Problem description:
Please work out how many lines in the records below include the word "during", and reply with that number only.

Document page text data

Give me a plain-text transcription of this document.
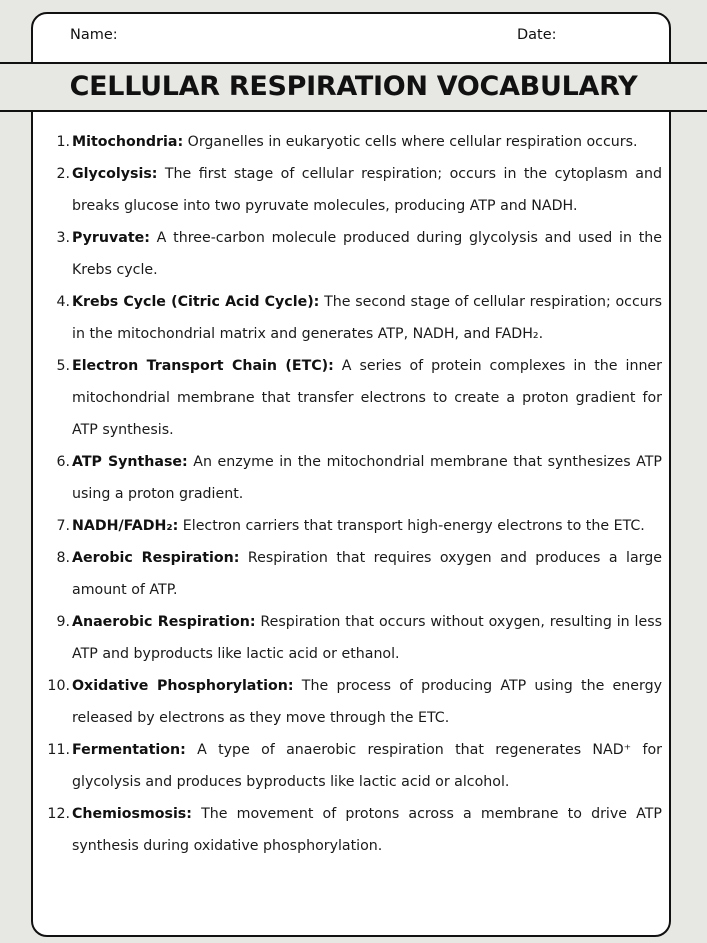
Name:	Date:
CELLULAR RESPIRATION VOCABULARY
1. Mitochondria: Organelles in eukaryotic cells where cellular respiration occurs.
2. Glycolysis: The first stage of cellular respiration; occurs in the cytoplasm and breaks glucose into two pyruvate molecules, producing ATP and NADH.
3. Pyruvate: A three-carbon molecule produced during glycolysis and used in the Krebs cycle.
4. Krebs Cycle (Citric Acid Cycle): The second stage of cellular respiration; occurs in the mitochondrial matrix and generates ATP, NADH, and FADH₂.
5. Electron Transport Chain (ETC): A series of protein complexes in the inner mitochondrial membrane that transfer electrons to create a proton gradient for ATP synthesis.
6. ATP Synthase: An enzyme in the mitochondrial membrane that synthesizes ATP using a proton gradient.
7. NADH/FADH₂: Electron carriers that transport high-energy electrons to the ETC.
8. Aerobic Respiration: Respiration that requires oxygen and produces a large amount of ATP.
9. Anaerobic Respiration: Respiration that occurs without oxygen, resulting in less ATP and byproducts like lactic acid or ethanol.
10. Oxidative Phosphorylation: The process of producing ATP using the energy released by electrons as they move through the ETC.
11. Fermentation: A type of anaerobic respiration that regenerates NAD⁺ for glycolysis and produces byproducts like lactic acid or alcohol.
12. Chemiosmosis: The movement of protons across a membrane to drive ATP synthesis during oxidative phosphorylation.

* * *

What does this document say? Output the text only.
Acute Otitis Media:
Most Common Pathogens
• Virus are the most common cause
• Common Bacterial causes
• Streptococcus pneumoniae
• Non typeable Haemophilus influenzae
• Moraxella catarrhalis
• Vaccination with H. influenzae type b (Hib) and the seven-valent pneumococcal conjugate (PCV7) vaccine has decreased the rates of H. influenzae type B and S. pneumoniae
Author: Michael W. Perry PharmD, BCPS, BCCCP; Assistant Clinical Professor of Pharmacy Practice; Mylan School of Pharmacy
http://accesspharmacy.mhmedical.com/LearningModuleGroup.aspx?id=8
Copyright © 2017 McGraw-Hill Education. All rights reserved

==

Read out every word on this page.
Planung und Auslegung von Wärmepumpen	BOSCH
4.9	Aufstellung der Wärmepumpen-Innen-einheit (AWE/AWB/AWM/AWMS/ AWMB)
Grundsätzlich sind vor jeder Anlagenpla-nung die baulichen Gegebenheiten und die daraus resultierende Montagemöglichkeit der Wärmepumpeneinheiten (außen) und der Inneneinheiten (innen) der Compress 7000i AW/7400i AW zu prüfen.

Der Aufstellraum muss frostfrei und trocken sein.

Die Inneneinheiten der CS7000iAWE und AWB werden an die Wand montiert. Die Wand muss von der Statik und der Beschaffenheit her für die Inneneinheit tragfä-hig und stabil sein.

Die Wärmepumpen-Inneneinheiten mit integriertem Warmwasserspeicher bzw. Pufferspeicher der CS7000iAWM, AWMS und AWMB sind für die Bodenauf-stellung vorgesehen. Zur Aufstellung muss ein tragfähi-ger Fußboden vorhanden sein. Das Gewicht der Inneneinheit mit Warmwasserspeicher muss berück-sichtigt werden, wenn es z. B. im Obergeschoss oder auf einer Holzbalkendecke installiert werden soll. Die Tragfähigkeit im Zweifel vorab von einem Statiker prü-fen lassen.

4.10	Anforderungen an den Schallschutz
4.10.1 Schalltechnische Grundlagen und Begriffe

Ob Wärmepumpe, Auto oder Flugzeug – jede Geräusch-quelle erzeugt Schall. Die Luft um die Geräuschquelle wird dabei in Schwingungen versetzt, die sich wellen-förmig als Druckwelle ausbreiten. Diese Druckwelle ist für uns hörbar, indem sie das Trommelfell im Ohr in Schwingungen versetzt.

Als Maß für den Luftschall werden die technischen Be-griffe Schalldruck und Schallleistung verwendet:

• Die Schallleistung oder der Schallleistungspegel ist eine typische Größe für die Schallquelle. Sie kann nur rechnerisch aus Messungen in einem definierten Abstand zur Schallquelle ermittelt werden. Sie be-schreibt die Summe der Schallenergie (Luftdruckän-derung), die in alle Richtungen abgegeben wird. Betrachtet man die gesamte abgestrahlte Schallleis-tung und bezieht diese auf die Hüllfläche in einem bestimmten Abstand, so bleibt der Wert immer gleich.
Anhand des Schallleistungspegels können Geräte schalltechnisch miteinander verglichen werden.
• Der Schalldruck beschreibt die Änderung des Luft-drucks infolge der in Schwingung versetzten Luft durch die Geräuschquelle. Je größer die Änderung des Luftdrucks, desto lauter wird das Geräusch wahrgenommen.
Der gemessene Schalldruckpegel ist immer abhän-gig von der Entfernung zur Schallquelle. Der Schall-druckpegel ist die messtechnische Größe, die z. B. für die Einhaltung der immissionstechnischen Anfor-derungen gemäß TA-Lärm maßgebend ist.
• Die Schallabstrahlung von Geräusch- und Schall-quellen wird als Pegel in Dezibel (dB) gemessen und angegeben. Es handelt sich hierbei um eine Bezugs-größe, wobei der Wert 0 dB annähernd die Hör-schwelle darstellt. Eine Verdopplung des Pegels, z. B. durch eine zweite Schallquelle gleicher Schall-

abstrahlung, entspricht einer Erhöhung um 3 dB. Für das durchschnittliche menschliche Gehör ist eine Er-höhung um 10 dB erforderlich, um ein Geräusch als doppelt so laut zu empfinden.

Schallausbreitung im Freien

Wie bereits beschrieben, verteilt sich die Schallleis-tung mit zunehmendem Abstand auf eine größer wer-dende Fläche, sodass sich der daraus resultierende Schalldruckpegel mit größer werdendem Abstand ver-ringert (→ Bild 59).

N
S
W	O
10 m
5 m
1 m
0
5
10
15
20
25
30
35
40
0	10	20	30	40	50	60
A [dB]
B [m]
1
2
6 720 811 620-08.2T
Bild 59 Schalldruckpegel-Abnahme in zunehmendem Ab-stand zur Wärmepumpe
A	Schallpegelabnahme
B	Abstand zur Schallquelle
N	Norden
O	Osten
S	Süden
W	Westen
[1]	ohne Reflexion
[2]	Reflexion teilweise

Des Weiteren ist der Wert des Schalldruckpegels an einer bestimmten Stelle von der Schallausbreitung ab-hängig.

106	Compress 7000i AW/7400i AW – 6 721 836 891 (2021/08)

Written answer:
2